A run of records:
-------
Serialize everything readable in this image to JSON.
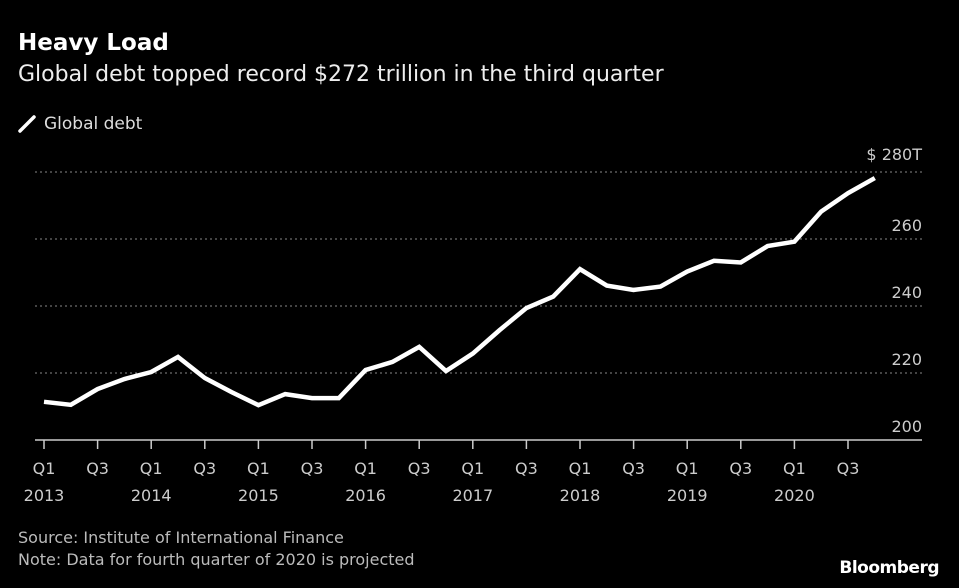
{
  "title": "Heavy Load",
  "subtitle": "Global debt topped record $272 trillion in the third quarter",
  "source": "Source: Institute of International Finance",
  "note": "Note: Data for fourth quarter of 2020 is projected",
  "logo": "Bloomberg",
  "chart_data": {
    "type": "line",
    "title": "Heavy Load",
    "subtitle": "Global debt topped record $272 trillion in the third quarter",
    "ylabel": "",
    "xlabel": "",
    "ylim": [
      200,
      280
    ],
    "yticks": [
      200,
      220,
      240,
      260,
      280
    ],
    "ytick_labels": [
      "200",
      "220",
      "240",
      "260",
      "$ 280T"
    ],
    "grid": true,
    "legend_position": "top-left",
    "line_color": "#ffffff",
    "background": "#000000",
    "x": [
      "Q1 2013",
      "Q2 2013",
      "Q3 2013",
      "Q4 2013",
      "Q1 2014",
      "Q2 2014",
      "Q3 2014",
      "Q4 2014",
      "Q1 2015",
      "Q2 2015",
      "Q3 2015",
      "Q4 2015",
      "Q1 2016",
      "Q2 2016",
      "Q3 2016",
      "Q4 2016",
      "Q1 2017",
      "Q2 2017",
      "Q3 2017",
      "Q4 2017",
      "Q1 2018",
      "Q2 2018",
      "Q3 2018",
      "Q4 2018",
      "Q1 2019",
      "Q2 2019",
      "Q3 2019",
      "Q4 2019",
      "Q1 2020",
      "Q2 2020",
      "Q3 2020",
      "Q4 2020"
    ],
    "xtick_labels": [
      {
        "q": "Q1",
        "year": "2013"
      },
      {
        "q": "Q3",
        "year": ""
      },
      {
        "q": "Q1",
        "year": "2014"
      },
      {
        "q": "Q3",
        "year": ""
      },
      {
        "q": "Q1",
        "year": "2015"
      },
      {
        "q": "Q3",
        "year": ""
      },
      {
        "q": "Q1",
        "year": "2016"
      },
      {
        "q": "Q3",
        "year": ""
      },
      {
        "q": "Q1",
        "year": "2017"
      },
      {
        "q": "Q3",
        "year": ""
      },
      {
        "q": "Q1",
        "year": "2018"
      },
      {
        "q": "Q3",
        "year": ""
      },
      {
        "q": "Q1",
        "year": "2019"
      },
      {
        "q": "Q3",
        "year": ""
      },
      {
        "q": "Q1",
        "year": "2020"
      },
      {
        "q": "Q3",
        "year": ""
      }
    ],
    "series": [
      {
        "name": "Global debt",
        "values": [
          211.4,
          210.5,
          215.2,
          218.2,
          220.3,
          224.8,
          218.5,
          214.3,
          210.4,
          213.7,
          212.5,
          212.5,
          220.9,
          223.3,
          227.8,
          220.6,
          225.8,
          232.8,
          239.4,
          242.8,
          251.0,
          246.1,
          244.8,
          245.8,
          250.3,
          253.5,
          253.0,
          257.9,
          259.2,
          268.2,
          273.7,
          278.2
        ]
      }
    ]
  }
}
-------
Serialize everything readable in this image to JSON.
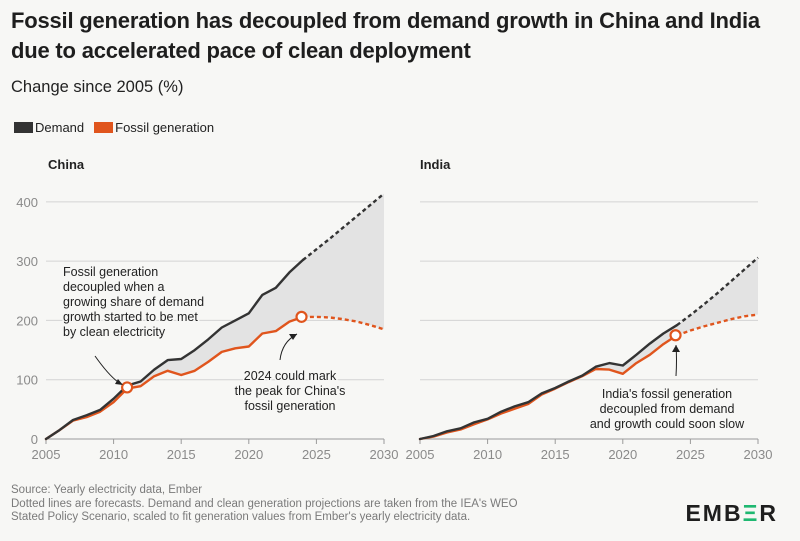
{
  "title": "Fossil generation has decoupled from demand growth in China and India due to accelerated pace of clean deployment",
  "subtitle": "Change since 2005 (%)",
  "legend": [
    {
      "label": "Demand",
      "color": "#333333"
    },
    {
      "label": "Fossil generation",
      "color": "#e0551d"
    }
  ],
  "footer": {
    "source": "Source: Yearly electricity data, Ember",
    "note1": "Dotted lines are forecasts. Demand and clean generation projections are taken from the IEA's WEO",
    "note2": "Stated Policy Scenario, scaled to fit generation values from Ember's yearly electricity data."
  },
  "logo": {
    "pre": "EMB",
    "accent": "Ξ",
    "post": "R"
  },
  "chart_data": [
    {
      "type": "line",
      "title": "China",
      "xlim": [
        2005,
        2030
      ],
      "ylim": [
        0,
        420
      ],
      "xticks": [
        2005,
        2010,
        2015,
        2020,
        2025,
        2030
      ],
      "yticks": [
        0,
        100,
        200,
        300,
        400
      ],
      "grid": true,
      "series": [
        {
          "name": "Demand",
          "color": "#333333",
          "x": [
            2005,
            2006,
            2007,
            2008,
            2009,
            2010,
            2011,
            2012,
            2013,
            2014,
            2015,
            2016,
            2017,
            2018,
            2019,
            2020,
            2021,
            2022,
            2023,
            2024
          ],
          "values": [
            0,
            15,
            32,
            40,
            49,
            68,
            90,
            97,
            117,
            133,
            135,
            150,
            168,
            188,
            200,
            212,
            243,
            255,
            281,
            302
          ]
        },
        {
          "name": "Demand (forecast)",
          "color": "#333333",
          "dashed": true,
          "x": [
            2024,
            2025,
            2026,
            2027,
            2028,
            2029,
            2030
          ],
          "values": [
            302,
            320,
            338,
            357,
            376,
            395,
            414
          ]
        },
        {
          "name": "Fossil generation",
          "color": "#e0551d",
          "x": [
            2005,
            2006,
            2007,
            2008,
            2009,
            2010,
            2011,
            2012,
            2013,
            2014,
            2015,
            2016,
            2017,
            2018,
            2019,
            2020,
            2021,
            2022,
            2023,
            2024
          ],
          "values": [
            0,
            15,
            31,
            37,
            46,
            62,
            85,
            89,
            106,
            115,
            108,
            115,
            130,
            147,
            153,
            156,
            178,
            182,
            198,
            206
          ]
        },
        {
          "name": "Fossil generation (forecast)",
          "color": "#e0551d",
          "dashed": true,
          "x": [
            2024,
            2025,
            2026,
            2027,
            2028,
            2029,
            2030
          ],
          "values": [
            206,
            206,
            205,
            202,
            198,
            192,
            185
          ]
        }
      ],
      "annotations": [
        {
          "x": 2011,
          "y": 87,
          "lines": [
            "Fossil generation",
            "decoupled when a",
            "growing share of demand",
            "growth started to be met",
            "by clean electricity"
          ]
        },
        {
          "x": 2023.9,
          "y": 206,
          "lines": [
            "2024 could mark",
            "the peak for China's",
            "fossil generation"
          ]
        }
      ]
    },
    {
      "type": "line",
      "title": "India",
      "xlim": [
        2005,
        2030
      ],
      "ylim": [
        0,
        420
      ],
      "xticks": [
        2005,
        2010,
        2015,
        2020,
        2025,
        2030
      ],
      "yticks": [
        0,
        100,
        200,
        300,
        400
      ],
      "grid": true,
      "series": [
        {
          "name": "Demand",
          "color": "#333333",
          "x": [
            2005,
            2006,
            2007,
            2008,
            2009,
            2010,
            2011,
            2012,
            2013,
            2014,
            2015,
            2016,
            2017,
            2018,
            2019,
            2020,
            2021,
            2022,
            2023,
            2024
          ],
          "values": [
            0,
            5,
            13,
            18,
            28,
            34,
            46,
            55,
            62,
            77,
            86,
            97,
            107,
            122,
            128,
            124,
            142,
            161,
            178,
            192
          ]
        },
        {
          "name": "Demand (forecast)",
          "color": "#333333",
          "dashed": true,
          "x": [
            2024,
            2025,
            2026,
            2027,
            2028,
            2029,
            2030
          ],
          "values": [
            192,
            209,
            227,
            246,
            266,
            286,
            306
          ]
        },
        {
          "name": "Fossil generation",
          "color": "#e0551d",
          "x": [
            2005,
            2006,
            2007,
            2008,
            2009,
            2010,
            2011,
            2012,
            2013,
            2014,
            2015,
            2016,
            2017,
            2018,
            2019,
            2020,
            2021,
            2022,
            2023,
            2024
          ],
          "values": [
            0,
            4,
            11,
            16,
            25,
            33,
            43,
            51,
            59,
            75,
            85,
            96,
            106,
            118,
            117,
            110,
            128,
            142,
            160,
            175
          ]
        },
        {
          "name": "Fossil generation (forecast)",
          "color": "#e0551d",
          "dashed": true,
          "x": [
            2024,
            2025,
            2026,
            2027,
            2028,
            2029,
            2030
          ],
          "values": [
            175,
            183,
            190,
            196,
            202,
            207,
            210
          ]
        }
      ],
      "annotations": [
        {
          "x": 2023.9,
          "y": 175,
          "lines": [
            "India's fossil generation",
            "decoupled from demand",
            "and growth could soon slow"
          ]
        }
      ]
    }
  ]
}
-------
## PROBLEM TO SOLVE
Say, as a bare number, how many lines in the entries above include the string "from".

## ANSWER TO THIS EXERCISE
4